* **Set problem A**:
Answer each question using the article on the six climate goals for 2020:
(i) In which journal was the experts' letter published?
(ii) What share of total annual car sales should electric vehicles make up?
(iii) What figure does the article give for current global CO2 emissions per year?
* **Set problem B**: Extend the article on the six climate goals for 2020 by writing what follows its last paragraph.

* **Passage provided**:
"""

Three years and six goals to curb climate change

July 10th, 2017

A group of climate change experts have published six goals to achieve by 2020 in order to meet the targets set out in the 2015 Paris Climate Agreement.

In a letter published in the journal Nature, the authors and co-signatories – represented by eminent scientists, business leaders, economists and NGO representatives – declared we must “overcome the risks of climate change” and “act boldly together”.

To meet the Paris Agreement target of limiting global temperature increases to 1.5°C above pre-industrial levels, the experts identified six key goals to be met by 2020:

  1. Renewable energy should make up 30 per cent of global electricity supply and no coal-fired power plants should be commissioned
  2. 3 per cent of building and infrastructure stock should come from near-zero or zero-emission buildings each year
  3. Electric vehicles should make up 15 per cent of total annual car sales. There needs to be a 20 per cent reduction in aviation emissions and 20 per cent increase in efficiency of heavy duty vehicles
  4. Policies should be enacted to shift land use from deforestation to reforestation and traditional agriculture to sustainable approaches. In doing so these lands would switch from being carbon sources to carbons sinks by 2030
  5. Carbon-intensive heavy industry should have plans in place to increase efficiency and be on a path to halve emissions by 2050
  6. $1 trillion dollars should be set aside annually for climate action initiatives

The authors choice of 2020 is significant for two reasons. With current global CO2 emissions of 41 gigatonnes per year, if emissions continue by 2020, then the goals of the Paris Agreement become essentially unattainable.

2020 also marks the year that a country can formally withdraw from the Paris Agreement, as President Trump has already announced that the US will do.

Although the authors recognize that their goals are “idealistic at best [and] unrealistic at worst” and that the “political winds are blustery”, they remain optimistic: “We are in the age of exponential transformation and think that such a focus will unleash ingenuity”.

For the first time in history there is almost unanimous international agreement that the risks associated with climate change are too great to ignore and that we must work urgently and collectively.

"""

* **Data listing**:
"""

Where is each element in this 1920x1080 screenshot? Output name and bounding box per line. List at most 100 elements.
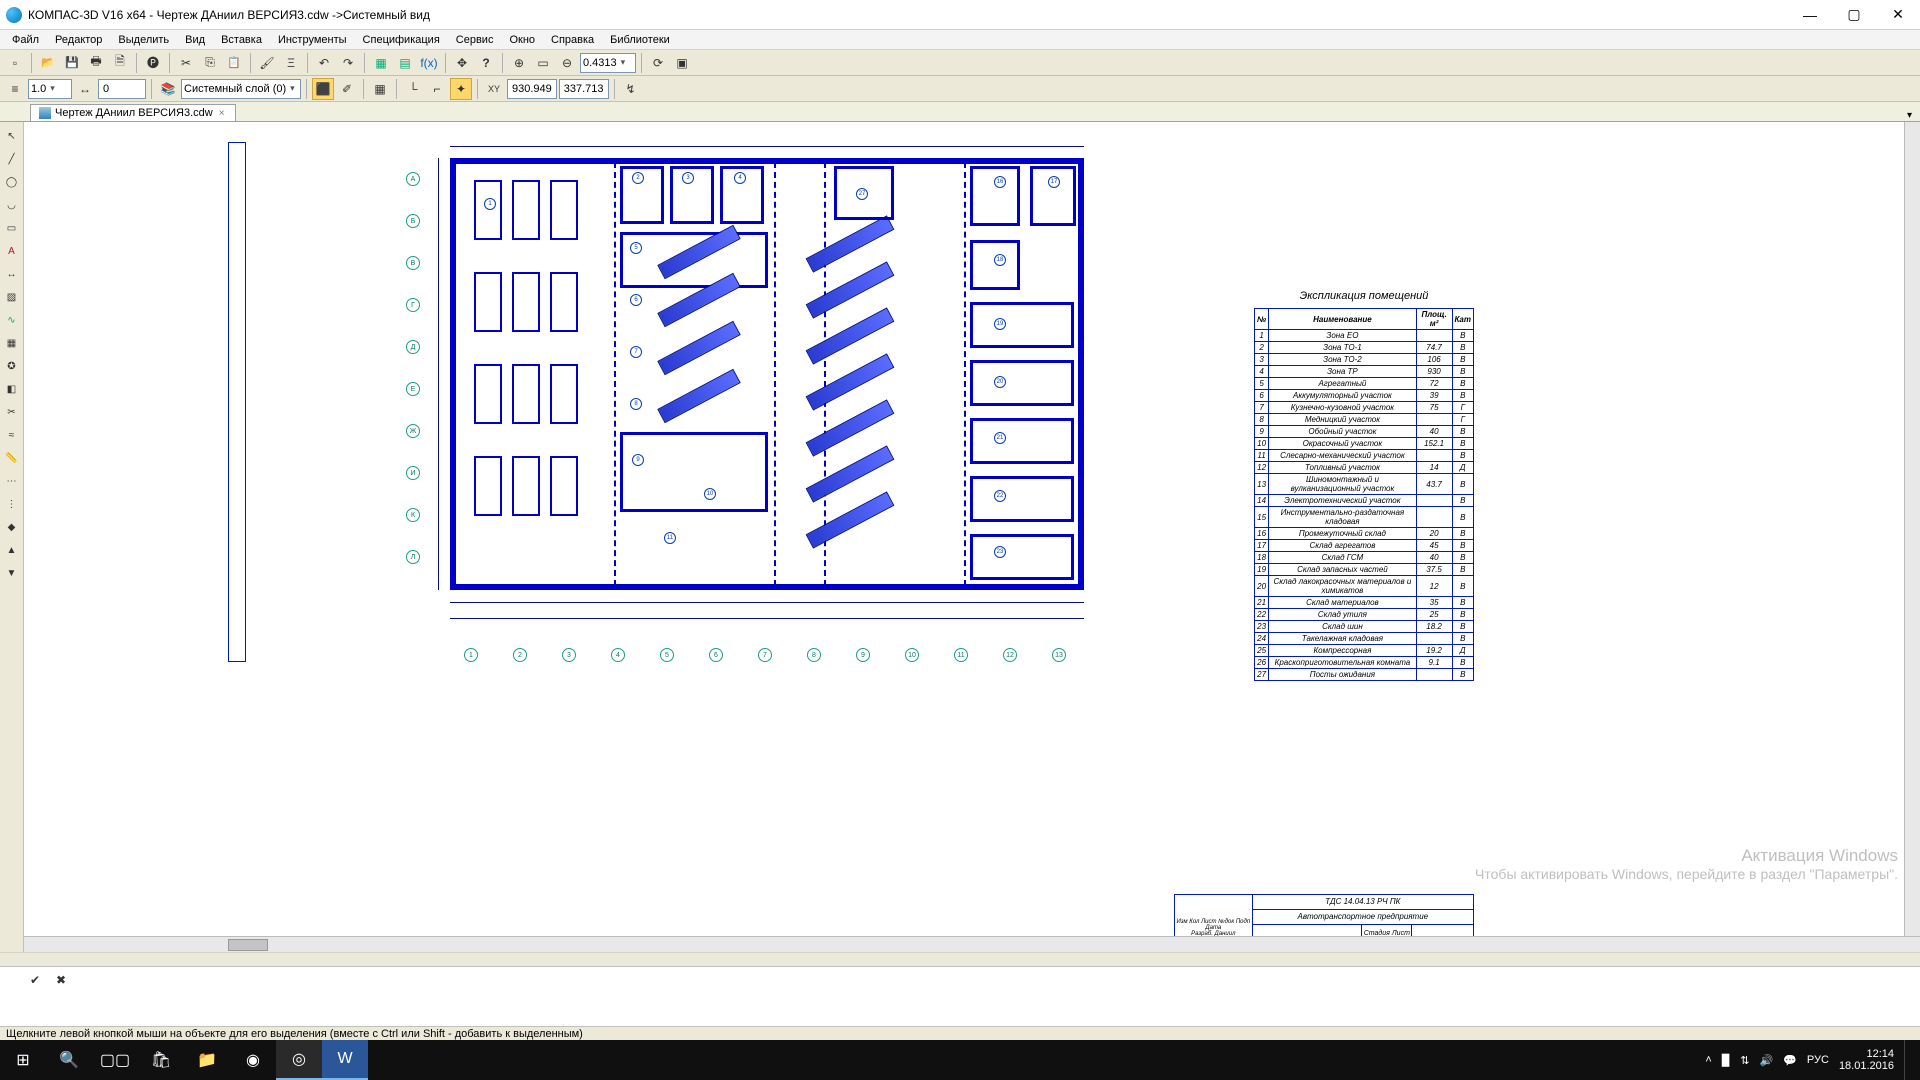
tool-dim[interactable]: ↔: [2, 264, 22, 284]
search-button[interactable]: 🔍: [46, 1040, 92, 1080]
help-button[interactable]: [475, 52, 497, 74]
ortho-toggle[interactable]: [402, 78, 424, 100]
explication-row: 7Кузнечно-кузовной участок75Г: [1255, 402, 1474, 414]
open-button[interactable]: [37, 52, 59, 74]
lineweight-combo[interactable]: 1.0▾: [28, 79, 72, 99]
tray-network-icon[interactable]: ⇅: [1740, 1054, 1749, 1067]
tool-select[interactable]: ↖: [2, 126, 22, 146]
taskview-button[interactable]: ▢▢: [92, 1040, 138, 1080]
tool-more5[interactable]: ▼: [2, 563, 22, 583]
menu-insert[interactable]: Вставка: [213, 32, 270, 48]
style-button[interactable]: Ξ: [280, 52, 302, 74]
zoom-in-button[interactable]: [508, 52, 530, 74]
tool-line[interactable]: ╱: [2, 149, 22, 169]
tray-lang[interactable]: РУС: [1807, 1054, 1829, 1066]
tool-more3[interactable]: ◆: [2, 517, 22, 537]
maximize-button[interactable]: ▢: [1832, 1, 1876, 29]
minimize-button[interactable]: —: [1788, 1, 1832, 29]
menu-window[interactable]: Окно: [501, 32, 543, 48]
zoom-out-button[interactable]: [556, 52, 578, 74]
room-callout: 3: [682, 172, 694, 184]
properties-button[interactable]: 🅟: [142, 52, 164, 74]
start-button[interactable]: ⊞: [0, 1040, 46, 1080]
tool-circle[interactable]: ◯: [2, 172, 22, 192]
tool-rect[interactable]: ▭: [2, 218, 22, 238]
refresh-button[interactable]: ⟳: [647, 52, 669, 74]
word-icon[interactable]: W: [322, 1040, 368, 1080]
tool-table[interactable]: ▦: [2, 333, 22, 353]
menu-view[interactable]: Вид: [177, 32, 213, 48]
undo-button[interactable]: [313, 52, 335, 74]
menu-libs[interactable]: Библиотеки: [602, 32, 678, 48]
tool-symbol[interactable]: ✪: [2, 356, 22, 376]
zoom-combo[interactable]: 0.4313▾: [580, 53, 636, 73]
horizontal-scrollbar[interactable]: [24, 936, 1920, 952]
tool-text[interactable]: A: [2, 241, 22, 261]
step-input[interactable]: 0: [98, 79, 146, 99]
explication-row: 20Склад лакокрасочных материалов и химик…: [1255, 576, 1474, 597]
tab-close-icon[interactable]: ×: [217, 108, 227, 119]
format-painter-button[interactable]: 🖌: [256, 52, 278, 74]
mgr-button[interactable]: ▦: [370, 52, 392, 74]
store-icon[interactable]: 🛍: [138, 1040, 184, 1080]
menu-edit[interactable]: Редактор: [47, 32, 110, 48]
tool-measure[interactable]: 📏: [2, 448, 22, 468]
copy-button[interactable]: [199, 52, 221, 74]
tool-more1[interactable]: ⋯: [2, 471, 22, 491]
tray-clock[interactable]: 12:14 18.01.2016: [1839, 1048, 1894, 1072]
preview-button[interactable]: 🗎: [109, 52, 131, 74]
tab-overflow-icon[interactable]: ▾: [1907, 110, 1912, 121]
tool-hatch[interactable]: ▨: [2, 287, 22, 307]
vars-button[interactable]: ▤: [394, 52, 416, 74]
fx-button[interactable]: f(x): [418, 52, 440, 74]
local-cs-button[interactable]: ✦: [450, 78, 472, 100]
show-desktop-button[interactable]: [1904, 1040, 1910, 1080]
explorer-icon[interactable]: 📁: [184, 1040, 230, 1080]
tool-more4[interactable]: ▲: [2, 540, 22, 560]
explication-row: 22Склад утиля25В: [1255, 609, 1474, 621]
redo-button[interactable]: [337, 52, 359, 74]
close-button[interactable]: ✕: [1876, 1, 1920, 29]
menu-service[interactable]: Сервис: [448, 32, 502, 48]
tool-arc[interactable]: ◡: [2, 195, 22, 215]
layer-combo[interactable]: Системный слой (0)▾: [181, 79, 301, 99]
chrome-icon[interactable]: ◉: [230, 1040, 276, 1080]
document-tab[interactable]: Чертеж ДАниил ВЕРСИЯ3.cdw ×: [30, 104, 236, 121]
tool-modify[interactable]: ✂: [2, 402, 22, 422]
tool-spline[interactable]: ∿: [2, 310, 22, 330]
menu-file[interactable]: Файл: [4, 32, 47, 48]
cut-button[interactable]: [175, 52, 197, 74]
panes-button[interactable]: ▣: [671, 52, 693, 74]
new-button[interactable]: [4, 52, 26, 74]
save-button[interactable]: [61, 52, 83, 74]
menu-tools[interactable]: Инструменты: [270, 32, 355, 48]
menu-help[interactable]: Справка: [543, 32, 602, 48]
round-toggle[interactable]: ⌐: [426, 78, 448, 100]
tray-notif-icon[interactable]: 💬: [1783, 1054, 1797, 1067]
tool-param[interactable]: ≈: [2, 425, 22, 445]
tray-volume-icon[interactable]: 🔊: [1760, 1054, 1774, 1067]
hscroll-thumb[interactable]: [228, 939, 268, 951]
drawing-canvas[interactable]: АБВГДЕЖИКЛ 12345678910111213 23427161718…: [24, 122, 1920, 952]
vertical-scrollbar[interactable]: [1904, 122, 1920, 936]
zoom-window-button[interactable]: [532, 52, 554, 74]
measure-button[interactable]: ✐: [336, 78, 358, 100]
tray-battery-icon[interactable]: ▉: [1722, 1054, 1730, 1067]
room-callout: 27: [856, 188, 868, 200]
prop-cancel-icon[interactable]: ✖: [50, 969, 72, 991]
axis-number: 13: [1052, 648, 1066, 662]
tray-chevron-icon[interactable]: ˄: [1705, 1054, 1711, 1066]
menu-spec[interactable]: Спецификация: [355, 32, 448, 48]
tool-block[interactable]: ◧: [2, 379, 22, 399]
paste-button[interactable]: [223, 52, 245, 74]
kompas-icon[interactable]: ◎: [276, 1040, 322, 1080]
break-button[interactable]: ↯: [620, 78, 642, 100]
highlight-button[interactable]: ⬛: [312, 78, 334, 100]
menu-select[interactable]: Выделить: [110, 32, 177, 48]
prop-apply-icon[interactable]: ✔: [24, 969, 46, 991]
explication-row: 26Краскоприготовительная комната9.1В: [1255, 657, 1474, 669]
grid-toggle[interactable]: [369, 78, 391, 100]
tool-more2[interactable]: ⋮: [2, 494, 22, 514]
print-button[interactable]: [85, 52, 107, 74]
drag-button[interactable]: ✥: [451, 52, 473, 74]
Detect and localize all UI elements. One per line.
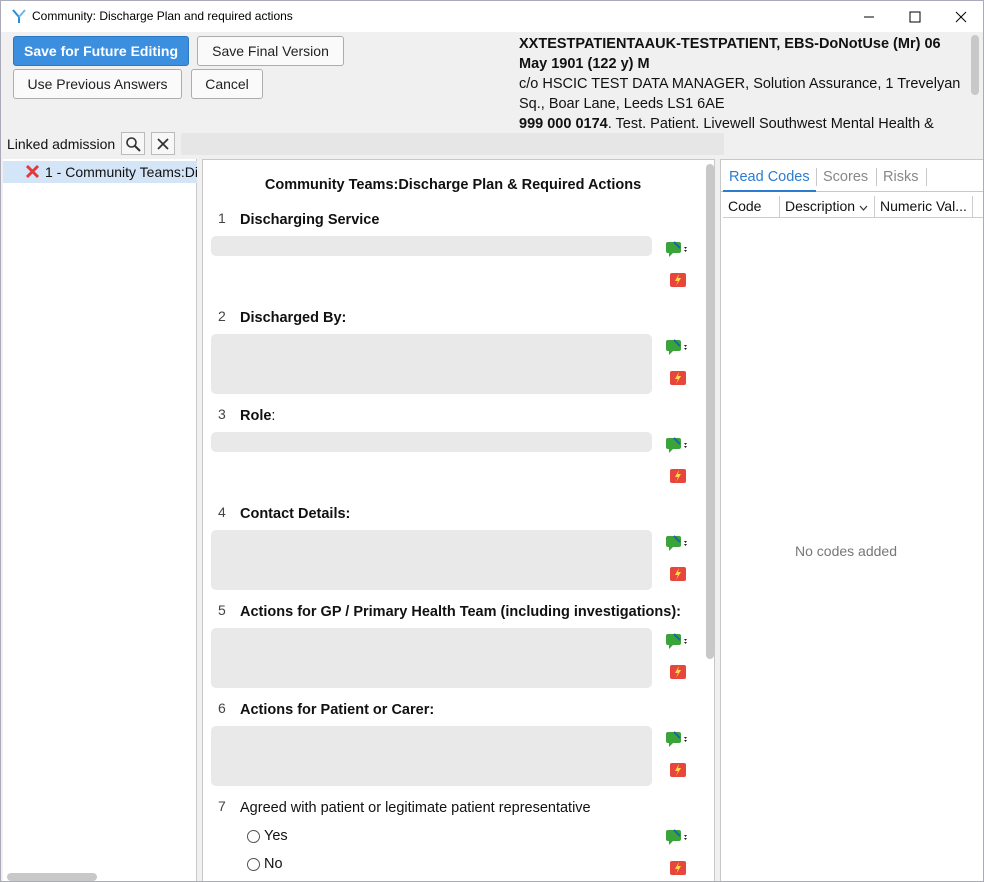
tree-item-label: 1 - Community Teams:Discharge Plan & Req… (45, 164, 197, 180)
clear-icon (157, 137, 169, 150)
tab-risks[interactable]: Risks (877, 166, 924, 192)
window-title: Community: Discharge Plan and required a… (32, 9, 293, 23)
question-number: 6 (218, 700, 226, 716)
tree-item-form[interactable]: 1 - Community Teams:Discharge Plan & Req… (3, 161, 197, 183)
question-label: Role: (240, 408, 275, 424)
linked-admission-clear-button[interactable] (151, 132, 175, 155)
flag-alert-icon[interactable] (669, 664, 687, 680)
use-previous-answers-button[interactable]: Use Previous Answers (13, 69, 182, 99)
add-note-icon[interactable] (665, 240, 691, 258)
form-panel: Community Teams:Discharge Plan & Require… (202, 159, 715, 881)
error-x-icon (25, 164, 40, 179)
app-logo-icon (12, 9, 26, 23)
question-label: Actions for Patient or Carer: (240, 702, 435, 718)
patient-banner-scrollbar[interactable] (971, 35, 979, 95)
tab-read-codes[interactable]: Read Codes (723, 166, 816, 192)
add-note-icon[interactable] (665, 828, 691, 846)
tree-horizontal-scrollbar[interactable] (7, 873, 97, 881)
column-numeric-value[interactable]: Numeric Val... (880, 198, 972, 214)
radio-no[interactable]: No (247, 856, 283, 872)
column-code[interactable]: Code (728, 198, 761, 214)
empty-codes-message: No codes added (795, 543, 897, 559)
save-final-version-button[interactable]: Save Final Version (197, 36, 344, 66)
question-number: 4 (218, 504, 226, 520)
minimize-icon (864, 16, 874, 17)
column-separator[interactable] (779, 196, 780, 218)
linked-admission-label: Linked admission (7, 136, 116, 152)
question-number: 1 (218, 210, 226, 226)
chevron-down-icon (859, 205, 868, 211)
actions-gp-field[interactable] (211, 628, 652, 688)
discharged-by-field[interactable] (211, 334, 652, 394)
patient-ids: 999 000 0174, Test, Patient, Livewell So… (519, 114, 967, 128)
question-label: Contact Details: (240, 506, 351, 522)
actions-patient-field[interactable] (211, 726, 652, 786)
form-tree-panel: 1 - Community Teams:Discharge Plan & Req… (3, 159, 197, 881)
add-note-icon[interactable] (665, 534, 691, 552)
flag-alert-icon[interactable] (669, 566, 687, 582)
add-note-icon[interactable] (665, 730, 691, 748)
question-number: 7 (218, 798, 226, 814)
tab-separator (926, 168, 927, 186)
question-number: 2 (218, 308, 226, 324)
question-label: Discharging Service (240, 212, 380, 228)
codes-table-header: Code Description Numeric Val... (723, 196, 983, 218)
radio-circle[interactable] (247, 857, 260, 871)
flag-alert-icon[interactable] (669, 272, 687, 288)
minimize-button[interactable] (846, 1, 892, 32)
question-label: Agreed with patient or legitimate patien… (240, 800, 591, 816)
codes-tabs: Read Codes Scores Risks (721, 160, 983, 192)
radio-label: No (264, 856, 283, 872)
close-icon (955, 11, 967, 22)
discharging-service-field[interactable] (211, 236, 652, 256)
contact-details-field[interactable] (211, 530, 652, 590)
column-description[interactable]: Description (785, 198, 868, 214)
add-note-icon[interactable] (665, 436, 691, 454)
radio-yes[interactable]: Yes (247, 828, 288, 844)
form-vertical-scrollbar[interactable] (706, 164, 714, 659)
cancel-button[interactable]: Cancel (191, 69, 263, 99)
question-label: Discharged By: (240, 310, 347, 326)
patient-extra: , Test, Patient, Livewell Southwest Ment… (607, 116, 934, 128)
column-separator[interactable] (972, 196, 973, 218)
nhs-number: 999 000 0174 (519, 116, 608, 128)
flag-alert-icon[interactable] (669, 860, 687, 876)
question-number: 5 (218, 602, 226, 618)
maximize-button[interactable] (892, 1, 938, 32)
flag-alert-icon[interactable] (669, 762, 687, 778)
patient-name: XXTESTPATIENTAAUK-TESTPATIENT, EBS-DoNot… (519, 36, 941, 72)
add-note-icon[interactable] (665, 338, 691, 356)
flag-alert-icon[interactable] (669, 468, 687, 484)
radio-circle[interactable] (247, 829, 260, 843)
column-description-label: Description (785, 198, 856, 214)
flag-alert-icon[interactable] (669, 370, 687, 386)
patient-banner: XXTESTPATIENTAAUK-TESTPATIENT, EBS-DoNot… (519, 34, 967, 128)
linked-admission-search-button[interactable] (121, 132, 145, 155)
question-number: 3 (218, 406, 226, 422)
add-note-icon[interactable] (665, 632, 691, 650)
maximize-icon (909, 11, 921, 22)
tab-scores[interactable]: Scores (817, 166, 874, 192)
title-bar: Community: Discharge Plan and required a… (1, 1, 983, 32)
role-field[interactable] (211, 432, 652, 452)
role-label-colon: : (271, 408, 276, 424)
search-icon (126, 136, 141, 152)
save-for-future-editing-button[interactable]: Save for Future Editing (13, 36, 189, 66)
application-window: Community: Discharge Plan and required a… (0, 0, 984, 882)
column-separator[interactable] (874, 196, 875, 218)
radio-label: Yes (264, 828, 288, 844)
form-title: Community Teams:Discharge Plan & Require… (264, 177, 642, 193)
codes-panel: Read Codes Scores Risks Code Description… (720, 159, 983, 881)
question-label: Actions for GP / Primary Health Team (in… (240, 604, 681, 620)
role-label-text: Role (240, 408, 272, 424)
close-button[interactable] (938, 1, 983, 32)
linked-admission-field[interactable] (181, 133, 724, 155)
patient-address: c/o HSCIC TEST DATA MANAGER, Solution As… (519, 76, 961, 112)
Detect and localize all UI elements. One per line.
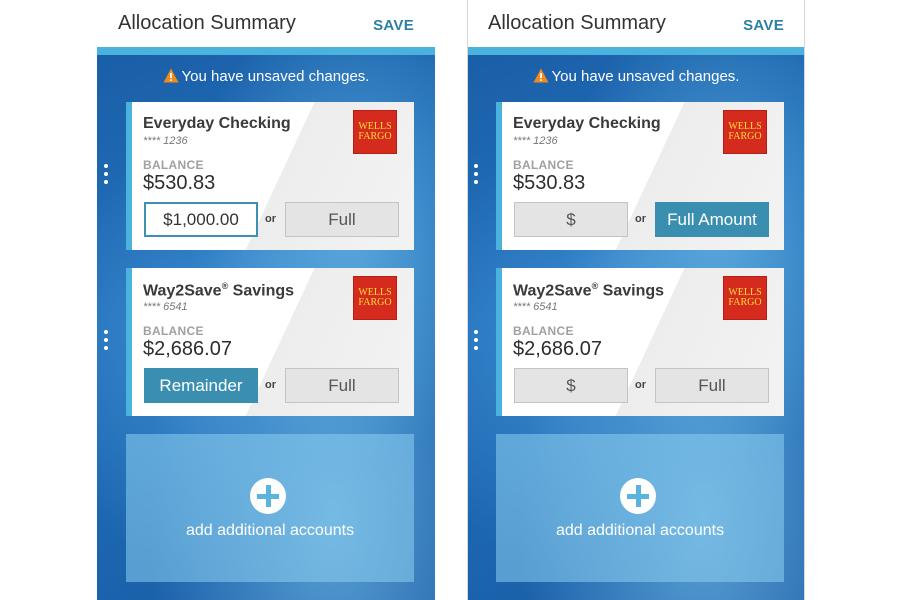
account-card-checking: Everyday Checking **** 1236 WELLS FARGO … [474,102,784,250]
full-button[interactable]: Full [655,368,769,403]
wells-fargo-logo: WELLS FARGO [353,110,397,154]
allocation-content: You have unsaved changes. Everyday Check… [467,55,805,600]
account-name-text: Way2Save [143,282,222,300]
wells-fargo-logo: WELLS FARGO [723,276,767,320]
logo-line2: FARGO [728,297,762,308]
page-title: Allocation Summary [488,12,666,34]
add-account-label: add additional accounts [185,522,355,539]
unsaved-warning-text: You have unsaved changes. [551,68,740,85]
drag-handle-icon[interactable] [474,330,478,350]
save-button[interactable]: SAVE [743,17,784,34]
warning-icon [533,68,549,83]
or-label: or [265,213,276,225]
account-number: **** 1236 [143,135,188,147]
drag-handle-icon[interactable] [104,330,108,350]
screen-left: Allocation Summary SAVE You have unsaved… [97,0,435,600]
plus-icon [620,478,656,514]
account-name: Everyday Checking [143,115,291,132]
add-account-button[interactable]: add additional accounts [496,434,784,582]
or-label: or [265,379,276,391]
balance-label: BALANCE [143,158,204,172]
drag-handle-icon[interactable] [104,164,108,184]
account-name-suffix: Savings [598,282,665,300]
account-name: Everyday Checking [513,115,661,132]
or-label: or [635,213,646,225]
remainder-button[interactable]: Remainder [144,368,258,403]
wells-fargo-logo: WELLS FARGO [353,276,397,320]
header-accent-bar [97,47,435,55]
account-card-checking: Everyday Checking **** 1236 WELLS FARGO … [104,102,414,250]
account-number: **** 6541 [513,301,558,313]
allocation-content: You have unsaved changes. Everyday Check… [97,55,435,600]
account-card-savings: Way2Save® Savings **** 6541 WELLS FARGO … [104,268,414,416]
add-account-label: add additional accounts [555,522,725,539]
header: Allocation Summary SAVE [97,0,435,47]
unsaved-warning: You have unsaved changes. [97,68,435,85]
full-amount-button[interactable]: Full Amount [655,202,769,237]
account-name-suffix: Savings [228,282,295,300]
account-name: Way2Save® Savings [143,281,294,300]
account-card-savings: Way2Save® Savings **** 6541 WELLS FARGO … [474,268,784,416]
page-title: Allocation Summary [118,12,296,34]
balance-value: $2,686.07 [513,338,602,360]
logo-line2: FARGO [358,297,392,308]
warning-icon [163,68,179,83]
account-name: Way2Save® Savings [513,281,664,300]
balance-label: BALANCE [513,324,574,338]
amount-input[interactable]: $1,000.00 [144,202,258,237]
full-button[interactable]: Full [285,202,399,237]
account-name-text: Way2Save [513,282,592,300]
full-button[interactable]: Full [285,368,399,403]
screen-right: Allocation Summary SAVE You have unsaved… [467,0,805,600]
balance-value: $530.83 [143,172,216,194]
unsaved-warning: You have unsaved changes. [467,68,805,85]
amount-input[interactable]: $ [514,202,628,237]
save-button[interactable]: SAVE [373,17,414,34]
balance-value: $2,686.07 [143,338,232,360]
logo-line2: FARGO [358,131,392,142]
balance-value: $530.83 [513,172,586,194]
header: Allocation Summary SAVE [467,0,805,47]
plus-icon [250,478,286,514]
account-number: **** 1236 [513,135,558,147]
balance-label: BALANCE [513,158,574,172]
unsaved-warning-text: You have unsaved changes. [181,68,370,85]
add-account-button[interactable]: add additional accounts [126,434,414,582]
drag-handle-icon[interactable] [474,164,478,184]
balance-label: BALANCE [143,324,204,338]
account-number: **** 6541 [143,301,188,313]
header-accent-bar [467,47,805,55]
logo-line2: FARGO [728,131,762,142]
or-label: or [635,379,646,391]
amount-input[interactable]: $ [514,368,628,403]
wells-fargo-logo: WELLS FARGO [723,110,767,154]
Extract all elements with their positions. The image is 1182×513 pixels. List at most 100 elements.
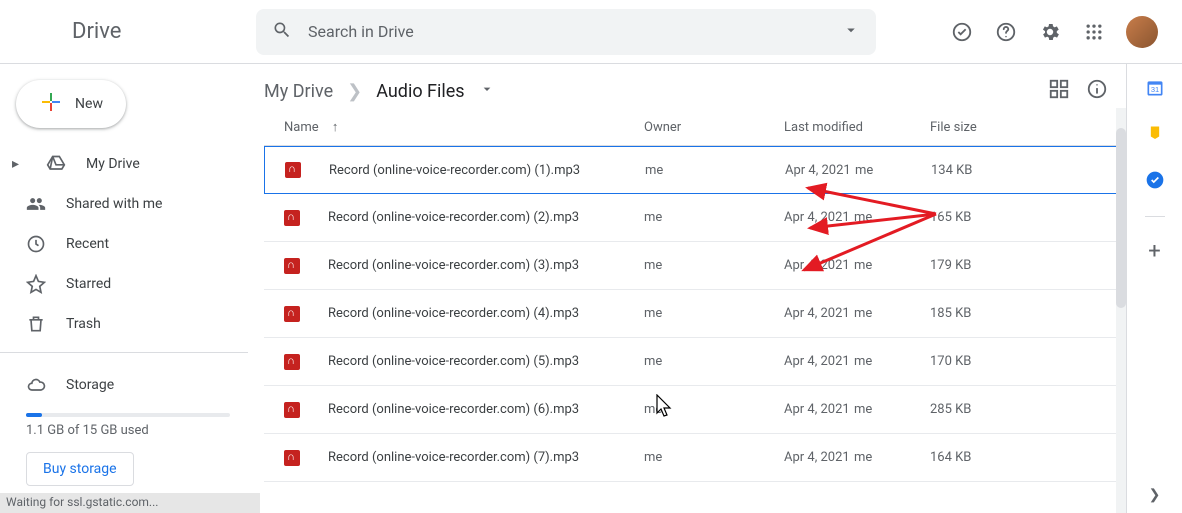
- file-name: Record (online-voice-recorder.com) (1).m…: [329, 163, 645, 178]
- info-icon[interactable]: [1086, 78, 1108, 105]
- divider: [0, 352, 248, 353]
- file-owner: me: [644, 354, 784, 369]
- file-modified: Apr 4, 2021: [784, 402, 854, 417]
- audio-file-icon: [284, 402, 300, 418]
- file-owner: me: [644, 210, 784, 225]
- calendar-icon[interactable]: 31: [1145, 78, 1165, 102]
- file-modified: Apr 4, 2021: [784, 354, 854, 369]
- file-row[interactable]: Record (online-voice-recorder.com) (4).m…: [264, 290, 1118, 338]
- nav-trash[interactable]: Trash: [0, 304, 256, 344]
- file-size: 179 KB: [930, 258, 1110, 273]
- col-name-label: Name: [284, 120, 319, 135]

"""

* **Output A**:
(i) Nature
(ii) 15 per cent
(iii) 41 gigatonnes

* **Output B**:
In many cases solutions already exist and the transition to low-carbon technology is well under way in many sectors.

The global expansion of wind and solar energy will continue and the global sales of electric vehicles appears to be on the cusp of a rapid global expansion.

The past three years mark the first time that global emissions have stagnated while global GDP has grown, indicating that measures already adopted are beginning to have an effect. Other instances of global emission stagnation or reduction were linked to global economic difficulties.

While the recent G20 summit highlights the political and civil tension that exists at present, one clear positive outcome from the weekend’s meeting was the reaffirmed commitment to the Paris Agreement by the world’s most powerful economies.

The short and long term stance taken by the US undoubtedly places considerable uncertainty around the success of any climate change mitigation measures.

However, in a recent interview, former president of Ireland and UN Commissioner for Human Rights Mary Robinson, who was a signatory of the letter, struck a positive note in relation to the US stance:

“What President Trump has done is put climate on the American agenda in a way that it was never there before, and provoked a dynamic response from communities, business, civil society, philanthropy”

Although the G20 summit has further isolated the US, optimists will focus on the continuation of the US renewable energy transition and emissions reduction and a continued commitment by states, cities, companies and citizens despite the best efforts of the current administration.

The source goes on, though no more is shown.